Stored records
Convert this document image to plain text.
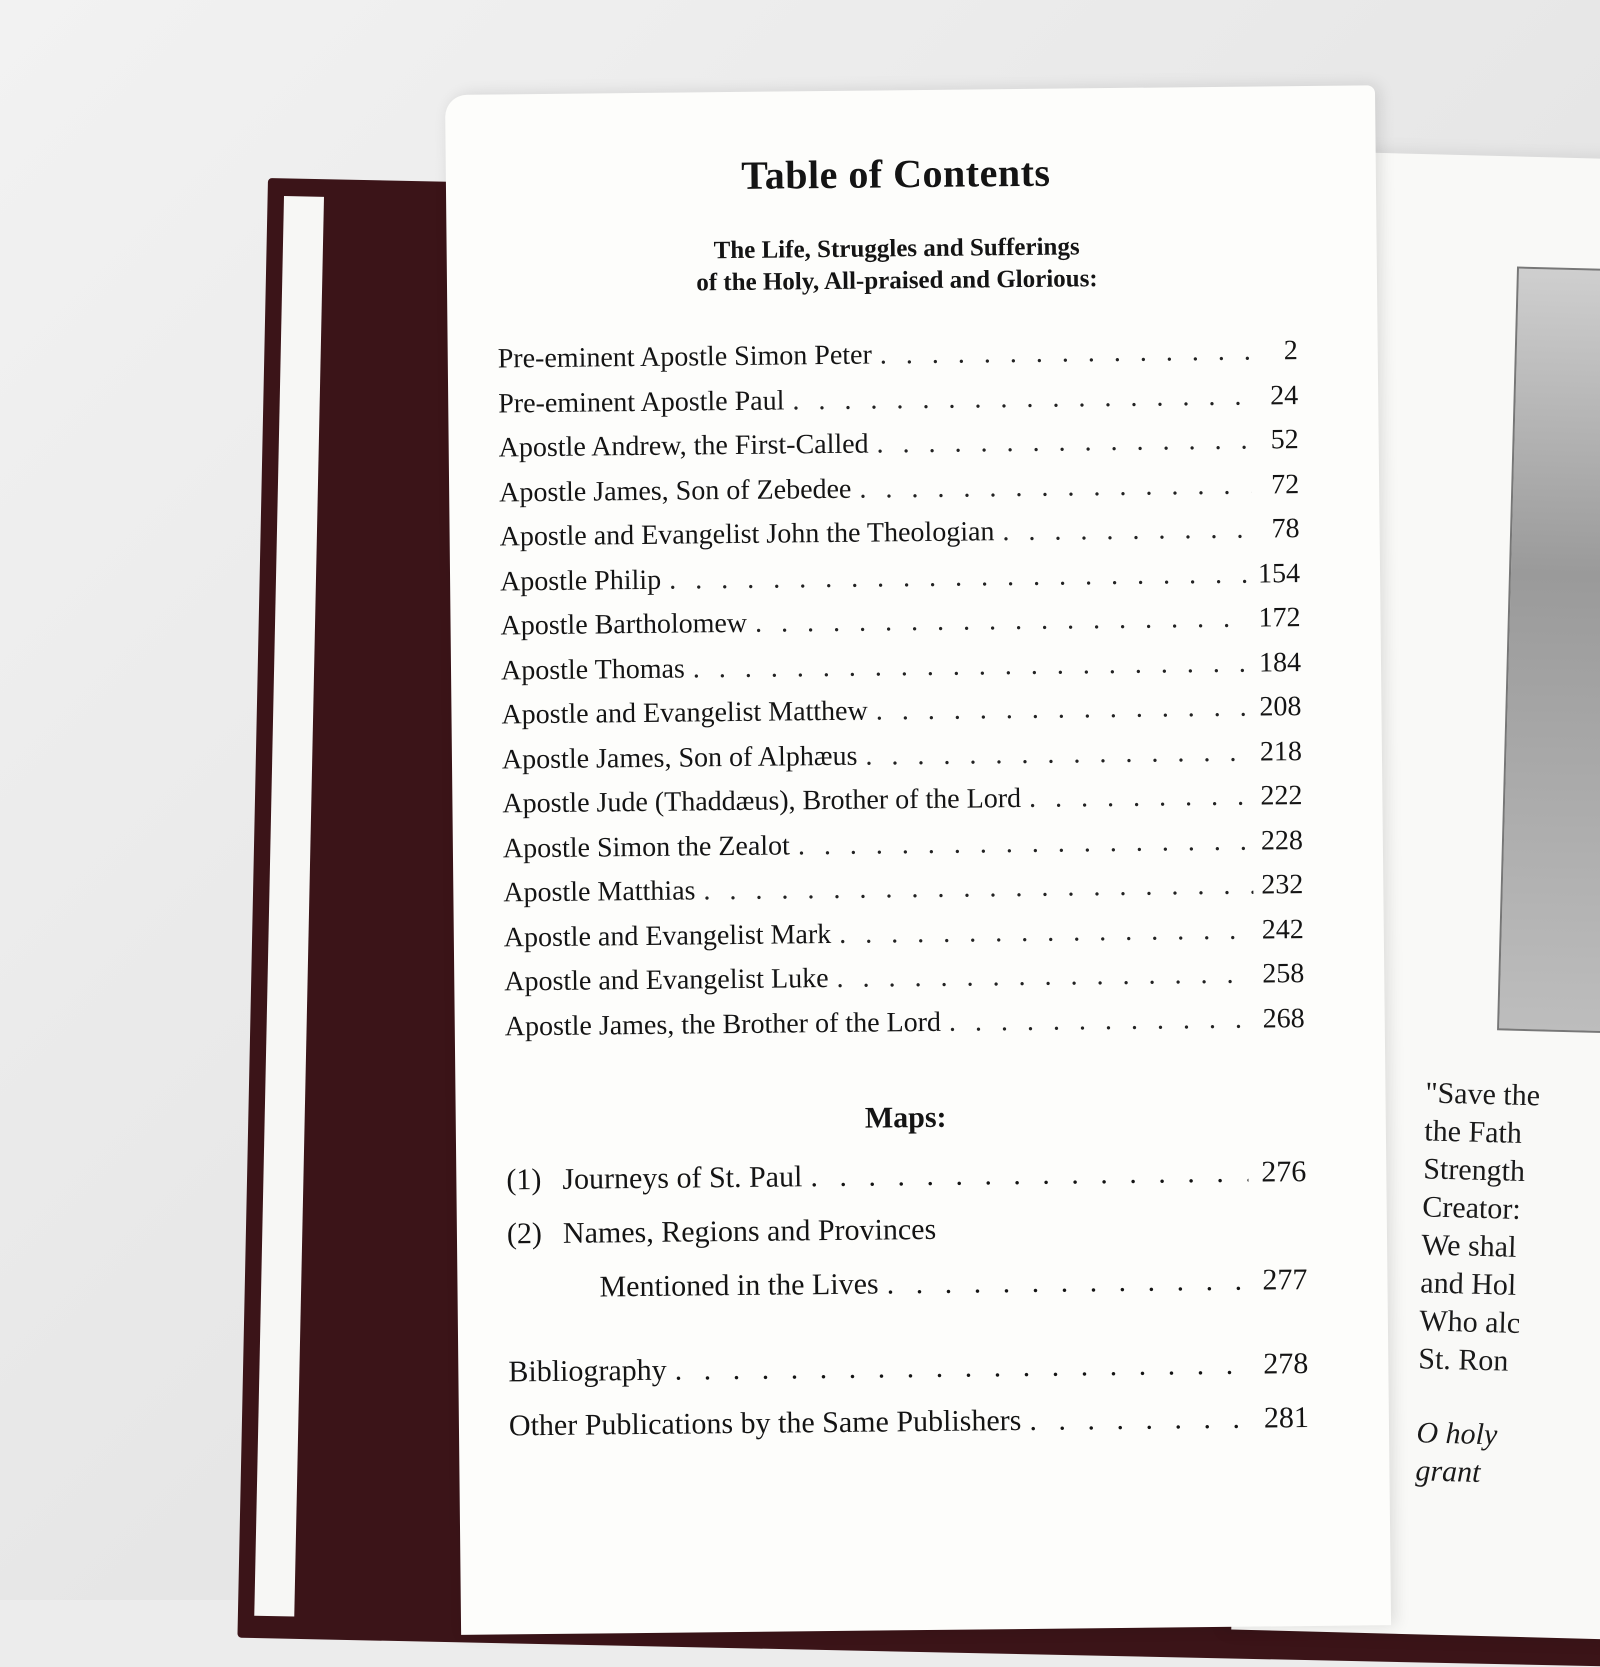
"Save the
the Fath
Strength
Creator:
We shal
and Hol
Who alc
St. Ron
O holy
grant
Table of Contents
The Life, Struggles and Sufferings
of the Holy, All-praised and Glorious:
Pre-eminent Apostle Simon Peter . . .	2
Pre-eminent Apostle Paul . . .	24
Apostle Andrew, the First-Called . . .	52
Apostle James, Son of Zebedee . . .	72
Apostle and Evangelist John the Theologian . . .	78
Apostle Philip . . .	154
Apostle Bartholomew . . .	172
Apostle Thomas . . .	184
Apostle and Evangelist Matthew . . .	208
Apostle James, Son of Alphæus . . .	218
Apostle Jude (Thaddæus), Brother of the Lord . . .	222
Apostle Simon the Zealot . . .	228
Apostle Matthias . . .	232
Apostle and Evangelist Mark . . .	242
Apostle and Evangelist Luke . . .	258
Apostle James, the Brother of the Lord . . .	268
Maps:
(1) Journeys of St. Paul . . .	276
(2) Names, Regions and Provinces
Mentioned in the Lives . . .	277
Bibliography . . .	278
Other Publications by the Same Publishers . . .	281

## OBJECTIVE
Repeat the material above in full and unchanged, minus its images.

## SOLUTION FOR THIS PROBLEM
Convert this document image to plain text.
"Save the
the Fath
Strength
Creator:
We shal
and Hol
Who alc
St. Ron
O holy
grant
Table of Contents
The Life, Struggles and Sufferings
of the Holy, All-praised and Glorious:
Pre-eminent Apostle Simon Peter . . .	2
Pre-eminent Apostle Paul . . .	24
Apostle Andrew, the First-Called . . .	52
Apostle James, Son of Zebedee . . .	72
Apostle and Evangelist John the Theologian . . .	78
Apostle Philip . . .	154
Apostle Bartholomew . . .	172
Apostle Thomas . . .	184
Apostle and Evangelist Matthew . . .	208
Apostle James, Son of Alphæus . . .	218
Apostle Jude (Thaddæus), Brother of the Lord . . .	222
Apostle Simon the Zealot . . .	228
Apostle Matthias . . .	232
Apostle and Evangelist Mark . . .	242
Apostle and Evangelist Luke . . .	258
Apostle James, the Brother of the Lord . . .	268
Maps:
(1) Journeys of St. Paul . . .	276
(2) Names, Regions and Provinces
Mentioned in the Lives . . .	277
Bibliography . . .	278
Other Publications by the Same Publishers . . .	281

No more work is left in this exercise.